Stated problem:
In the data below, locate each line with the word "this" and list it.

Start of Task input

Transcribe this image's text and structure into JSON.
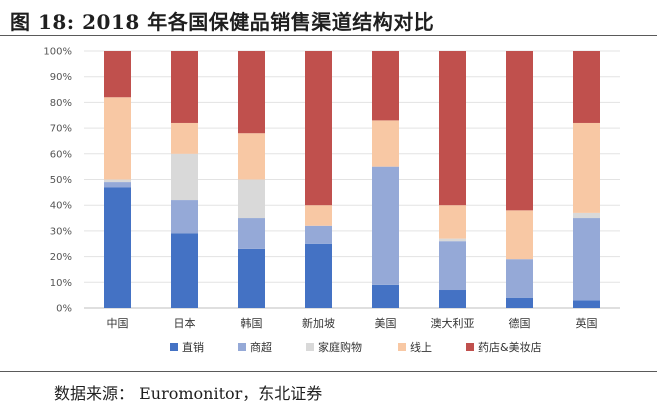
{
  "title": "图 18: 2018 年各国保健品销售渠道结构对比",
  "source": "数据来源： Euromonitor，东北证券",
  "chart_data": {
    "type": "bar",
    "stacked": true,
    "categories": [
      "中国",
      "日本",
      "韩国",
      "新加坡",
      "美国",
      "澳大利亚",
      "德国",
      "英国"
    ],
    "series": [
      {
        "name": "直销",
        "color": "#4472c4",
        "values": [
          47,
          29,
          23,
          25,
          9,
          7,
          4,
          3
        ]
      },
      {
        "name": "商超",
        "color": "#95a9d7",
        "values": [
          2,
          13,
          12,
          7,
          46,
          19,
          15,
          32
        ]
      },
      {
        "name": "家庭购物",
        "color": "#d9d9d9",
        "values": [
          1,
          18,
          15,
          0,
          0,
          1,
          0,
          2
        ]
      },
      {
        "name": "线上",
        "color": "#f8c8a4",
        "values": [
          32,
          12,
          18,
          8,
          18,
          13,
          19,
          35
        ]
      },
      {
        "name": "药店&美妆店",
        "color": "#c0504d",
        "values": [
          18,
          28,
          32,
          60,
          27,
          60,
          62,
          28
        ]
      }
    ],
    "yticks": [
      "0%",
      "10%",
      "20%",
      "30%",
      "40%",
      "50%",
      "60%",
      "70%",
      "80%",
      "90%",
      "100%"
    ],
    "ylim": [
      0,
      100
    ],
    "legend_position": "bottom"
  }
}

End of Task input
Start of Task input

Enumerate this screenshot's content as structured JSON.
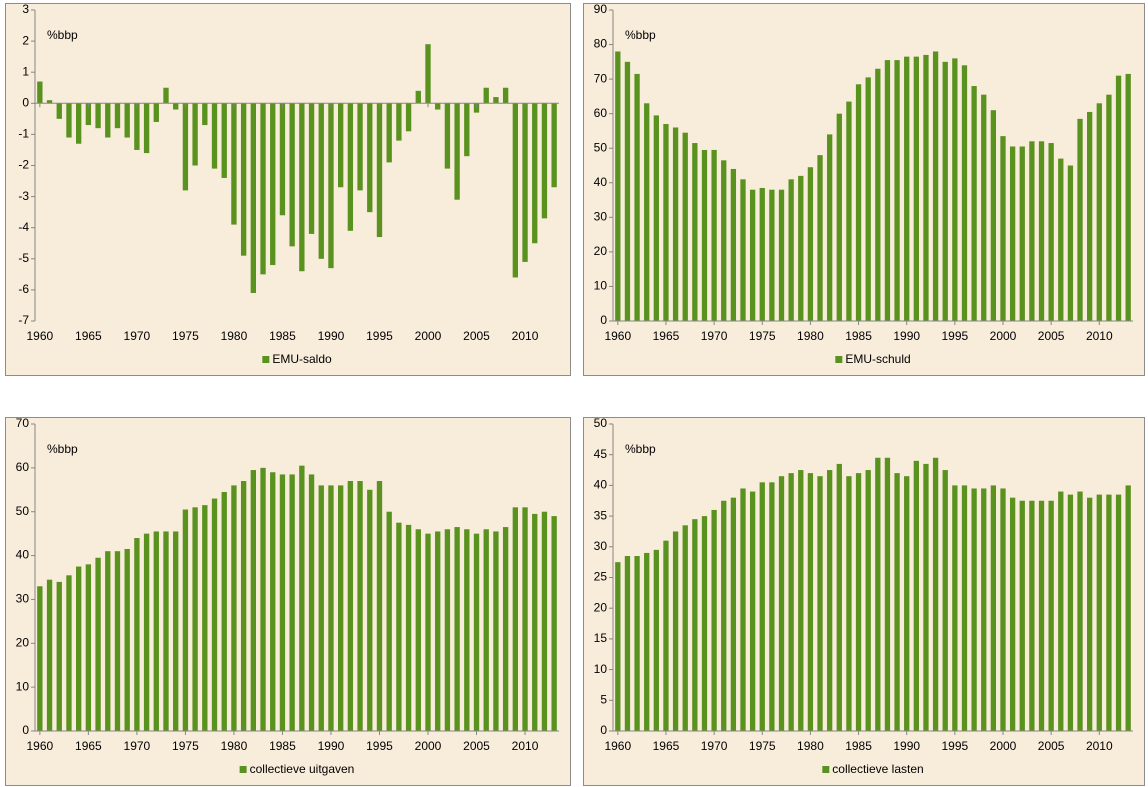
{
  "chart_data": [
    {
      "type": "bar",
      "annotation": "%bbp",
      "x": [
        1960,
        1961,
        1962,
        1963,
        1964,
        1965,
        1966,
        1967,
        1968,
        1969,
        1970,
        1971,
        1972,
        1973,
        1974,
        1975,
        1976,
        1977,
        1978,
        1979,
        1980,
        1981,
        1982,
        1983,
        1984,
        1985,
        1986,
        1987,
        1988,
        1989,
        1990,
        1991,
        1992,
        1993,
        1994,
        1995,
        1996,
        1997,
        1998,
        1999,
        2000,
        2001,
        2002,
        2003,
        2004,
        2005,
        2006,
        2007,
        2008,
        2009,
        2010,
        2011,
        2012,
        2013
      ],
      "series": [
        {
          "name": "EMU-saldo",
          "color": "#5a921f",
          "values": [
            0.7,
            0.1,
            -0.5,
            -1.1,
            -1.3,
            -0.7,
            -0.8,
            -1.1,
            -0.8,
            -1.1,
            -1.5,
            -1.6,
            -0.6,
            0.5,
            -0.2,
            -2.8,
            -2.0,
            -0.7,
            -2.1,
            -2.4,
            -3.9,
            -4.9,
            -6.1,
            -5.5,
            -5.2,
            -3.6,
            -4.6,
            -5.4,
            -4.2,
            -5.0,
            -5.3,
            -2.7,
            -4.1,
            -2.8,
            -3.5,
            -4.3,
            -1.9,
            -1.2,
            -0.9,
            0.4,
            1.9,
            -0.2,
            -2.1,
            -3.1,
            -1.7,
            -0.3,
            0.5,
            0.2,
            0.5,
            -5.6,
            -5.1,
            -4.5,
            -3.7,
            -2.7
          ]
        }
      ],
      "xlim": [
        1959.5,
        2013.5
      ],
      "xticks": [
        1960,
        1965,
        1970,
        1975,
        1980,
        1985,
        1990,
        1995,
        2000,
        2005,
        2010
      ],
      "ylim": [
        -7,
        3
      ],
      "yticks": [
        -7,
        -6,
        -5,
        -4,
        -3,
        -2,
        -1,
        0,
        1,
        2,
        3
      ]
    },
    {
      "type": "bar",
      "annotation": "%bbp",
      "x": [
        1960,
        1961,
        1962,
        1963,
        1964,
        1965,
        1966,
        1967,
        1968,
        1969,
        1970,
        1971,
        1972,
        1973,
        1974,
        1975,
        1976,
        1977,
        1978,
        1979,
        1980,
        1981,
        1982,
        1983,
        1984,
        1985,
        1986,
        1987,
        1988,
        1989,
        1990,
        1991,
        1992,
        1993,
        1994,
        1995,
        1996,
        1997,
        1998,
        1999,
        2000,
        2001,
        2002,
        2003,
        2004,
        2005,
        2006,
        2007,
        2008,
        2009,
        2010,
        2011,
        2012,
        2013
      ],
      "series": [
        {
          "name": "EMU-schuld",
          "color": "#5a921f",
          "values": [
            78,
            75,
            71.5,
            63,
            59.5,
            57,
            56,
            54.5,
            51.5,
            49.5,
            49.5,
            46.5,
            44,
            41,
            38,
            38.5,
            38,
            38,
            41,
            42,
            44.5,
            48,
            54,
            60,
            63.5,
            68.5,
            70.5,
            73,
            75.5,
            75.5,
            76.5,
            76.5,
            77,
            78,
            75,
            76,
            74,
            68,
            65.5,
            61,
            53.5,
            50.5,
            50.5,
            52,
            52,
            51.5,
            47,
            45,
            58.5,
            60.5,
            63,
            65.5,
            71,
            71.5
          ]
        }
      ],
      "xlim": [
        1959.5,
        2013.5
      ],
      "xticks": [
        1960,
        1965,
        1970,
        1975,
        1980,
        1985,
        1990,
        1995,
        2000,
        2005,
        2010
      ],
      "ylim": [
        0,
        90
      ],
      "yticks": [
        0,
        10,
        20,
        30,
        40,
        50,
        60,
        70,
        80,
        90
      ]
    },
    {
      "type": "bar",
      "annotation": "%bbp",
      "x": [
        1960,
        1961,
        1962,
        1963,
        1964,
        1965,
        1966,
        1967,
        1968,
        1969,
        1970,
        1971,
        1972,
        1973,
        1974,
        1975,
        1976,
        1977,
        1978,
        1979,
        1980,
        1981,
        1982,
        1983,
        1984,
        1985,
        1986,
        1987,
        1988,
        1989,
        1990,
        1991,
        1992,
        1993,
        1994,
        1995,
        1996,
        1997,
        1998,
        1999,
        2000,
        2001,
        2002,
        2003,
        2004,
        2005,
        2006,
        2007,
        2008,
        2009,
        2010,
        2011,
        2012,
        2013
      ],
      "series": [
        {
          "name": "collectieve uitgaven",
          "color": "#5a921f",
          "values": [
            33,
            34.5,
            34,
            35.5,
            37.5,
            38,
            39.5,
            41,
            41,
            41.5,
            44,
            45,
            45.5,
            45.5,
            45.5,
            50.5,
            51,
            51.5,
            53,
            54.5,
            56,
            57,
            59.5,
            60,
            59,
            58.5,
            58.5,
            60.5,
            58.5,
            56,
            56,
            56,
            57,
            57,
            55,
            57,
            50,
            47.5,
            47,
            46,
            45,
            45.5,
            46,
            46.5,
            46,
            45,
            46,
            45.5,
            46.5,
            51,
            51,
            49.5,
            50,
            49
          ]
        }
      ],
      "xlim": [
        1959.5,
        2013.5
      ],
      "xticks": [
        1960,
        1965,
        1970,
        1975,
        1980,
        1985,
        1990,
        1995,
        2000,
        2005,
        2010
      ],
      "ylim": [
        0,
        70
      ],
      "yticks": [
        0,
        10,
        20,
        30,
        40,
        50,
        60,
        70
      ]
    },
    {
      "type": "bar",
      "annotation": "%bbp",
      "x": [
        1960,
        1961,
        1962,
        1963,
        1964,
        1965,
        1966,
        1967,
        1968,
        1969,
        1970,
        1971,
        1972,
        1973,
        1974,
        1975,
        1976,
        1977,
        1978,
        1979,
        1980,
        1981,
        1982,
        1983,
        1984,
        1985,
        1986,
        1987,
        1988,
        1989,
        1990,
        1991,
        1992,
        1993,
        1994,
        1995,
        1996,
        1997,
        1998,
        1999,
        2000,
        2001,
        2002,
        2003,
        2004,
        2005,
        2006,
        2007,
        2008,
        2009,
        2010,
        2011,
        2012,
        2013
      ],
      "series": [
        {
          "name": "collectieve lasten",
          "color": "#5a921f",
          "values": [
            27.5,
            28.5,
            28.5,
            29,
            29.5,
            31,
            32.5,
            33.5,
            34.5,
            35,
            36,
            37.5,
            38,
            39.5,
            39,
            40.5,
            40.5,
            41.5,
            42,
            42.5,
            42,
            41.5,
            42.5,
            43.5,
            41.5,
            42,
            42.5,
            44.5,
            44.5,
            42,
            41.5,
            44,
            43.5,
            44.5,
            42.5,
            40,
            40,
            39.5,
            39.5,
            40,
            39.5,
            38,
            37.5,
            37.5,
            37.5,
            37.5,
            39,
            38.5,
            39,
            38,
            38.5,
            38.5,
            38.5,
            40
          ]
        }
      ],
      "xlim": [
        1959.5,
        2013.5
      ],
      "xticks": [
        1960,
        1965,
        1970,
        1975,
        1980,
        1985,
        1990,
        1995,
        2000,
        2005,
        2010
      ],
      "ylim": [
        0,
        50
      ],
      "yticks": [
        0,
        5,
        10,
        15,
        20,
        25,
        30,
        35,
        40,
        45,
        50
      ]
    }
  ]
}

End of Task input

Complete answer:
Transcribe this image's text and structure into JSON.
Enumerate this screenshot's content as structured JSON.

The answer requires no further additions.